PASSAGE
Forty Million Refugees
There are no less than forty million refugees in the world today. Forty million people living in misery and hopelessness. Such is the appalling truth revealed in a little book recently published—Refugees 1960 (Penguin Books, 2s. 6d.).
It is written by Kaye Webb with sketches by Ronald Searle, and covers forty-eight pages. In no sense, therefore, can it be described as an exhaustive work, but in the available space, the authors at least leave us in no doubt about the plight of these our fellow humans, condemned to rot away their pathetic lives in squalor and degradation. Disused army barracks, decaying hotels and (grimly ironical) even former concentration camps—in fact, any old building the authorities can lay hands on—have been pressed into use to accommodate these poor souls. Ill-fed, ill-clothed and ill-housed, it is small wonder that the health of many of them suffers, and with it their chance of escape.

INSTRUCTION A
Translate this sentence from the passage on refugees into Spanish: "There are no less than forty million refugees in the world today."
INSTRUCTION B
Write what comes next in the passage on refugees, starting after its final sentence.
The records that come next are separate material with no connection to the passage on refugees.

(Layout region records)
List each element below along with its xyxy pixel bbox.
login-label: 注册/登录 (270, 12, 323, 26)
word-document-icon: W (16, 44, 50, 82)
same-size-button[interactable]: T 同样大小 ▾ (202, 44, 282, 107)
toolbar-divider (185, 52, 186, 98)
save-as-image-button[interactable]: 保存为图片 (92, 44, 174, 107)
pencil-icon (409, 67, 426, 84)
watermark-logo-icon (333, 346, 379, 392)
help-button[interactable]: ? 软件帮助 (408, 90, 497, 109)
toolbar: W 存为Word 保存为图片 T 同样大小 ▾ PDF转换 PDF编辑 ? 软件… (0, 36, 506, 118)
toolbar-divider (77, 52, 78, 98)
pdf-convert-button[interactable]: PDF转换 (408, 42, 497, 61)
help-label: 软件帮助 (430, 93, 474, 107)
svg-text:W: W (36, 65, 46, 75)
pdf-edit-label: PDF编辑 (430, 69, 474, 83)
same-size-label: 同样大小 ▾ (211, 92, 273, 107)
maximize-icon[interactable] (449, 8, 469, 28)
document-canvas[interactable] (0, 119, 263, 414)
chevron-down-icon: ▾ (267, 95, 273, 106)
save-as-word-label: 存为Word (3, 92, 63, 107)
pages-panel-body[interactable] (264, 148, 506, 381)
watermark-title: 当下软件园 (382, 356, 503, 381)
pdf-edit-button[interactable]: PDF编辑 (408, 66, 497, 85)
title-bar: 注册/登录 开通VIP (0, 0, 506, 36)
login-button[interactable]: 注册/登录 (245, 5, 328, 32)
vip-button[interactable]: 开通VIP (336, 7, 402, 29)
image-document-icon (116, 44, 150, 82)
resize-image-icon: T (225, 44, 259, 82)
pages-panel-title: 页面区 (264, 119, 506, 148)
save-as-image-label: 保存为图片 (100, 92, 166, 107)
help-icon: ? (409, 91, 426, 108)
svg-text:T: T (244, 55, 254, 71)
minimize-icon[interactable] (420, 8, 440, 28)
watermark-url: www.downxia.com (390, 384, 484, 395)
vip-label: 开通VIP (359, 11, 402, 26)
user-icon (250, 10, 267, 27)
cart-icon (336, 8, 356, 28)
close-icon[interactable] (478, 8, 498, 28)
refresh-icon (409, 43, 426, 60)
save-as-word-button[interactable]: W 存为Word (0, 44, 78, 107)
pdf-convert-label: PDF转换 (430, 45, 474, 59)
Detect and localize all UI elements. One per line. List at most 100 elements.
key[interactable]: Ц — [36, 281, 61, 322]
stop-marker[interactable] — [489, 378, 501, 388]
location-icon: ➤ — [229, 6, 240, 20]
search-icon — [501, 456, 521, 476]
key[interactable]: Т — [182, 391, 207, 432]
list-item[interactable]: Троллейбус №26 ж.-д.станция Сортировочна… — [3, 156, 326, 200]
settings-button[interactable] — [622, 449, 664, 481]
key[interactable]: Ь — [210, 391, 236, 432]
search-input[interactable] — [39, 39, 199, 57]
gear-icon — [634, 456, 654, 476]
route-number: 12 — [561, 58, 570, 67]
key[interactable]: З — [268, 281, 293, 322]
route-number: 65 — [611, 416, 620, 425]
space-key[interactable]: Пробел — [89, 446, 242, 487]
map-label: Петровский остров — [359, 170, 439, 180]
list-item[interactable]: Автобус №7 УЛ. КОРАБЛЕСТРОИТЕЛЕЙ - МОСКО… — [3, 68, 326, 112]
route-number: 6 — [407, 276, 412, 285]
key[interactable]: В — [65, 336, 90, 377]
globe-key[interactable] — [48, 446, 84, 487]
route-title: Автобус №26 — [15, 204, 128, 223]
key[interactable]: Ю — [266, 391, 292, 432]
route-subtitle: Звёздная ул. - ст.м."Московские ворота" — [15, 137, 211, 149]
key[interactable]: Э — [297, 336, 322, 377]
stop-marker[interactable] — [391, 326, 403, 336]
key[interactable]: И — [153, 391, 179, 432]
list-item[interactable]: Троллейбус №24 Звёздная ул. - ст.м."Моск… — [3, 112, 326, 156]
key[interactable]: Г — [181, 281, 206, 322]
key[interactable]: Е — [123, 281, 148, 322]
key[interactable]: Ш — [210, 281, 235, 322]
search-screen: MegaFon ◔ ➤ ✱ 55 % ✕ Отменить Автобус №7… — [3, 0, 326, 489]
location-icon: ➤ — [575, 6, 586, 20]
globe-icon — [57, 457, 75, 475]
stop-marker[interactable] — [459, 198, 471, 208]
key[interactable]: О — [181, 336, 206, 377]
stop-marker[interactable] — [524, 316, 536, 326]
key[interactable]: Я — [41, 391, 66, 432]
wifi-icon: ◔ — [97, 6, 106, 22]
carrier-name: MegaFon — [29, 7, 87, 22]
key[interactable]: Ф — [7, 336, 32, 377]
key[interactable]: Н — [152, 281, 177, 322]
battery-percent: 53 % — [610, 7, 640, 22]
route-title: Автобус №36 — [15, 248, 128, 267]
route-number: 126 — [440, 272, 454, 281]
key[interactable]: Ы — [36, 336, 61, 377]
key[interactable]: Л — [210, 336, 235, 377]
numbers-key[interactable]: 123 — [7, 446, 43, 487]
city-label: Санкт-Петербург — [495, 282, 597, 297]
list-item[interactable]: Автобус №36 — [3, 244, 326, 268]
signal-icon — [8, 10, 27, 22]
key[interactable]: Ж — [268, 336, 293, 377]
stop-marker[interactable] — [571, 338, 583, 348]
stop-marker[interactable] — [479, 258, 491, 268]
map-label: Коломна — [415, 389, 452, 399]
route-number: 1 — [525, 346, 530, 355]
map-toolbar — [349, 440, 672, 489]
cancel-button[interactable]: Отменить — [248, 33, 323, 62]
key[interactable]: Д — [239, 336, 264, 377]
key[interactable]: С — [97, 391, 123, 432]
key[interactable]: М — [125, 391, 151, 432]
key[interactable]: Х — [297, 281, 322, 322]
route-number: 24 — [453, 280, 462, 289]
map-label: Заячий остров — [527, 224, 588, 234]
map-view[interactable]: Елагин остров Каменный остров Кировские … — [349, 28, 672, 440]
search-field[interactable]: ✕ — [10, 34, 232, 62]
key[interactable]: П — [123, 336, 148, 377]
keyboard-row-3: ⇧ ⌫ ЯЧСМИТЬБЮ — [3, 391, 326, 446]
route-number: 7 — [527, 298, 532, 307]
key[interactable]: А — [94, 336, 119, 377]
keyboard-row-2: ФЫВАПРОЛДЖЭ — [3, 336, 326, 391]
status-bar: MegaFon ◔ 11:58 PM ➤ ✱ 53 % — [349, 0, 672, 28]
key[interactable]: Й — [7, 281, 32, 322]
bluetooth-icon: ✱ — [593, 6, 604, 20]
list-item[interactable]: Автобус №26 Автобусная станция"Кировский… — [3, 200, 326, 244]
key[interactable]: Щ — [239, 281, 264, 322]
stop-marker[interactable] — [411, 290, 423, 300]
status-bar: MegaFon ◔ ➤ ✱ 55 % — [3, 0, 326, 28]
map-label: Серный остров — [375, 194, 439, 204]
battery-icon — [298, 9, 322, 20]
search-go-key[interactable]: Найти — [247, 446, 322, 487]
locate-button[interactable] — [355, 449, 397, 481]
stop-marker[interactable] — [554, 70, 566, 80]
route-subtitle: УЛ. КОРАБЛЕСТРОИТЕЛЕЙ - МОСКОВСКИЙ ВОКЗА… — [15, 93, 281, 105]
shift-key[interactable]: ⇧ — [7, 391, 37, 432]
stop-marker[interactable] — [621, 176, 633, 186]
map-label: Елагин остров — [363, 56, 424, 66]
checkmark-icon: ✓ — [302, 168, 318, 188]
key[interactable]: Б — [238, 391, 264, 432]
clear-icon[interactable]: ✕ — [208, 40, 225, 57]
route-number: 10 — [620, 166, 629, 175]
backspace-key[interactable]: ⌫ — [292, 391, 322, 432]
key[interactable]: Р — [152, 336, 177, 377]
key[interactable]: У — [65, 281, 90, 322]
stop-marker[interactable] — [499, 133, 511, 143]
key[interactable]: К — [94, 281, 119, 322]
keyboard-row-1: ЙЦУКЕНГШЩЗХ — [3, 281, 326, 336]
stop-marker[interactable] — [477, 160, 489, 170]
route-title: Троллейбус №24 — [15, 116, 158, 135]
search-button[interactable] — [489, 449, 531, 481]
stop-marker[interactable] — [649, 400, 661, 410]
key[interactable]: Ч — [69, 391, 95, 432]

WRITTEN ANSWER A
Hoy en día hay en el mundo nada menos que cuarenta millones de refugiados.

WRITTEN ANSWER B
For it is the lucky few only who manage to break through the mass of regulations and restrictions which the various powers insist on observing before they will allow a refugee to settle within their boundaries. For instance, they must not be too old or too young. They must not be ill. They must not be “immoral,” nor illegitimate children. These are just some of the obstacles to overcome before the unfortunate person can gain entry into one of the major capitalist states.
Generally, the fairly young and healthy are the ones who manage to get away, because as the book tells us, they represent an economic gain to the state which accepts them. In other words, they can be employed profitably and the majority of those who remain, cannot. Socialists find this hardly surprising. Human considerations take a back seat in an inhuman world, where our whole lives are dominated by the profit motive.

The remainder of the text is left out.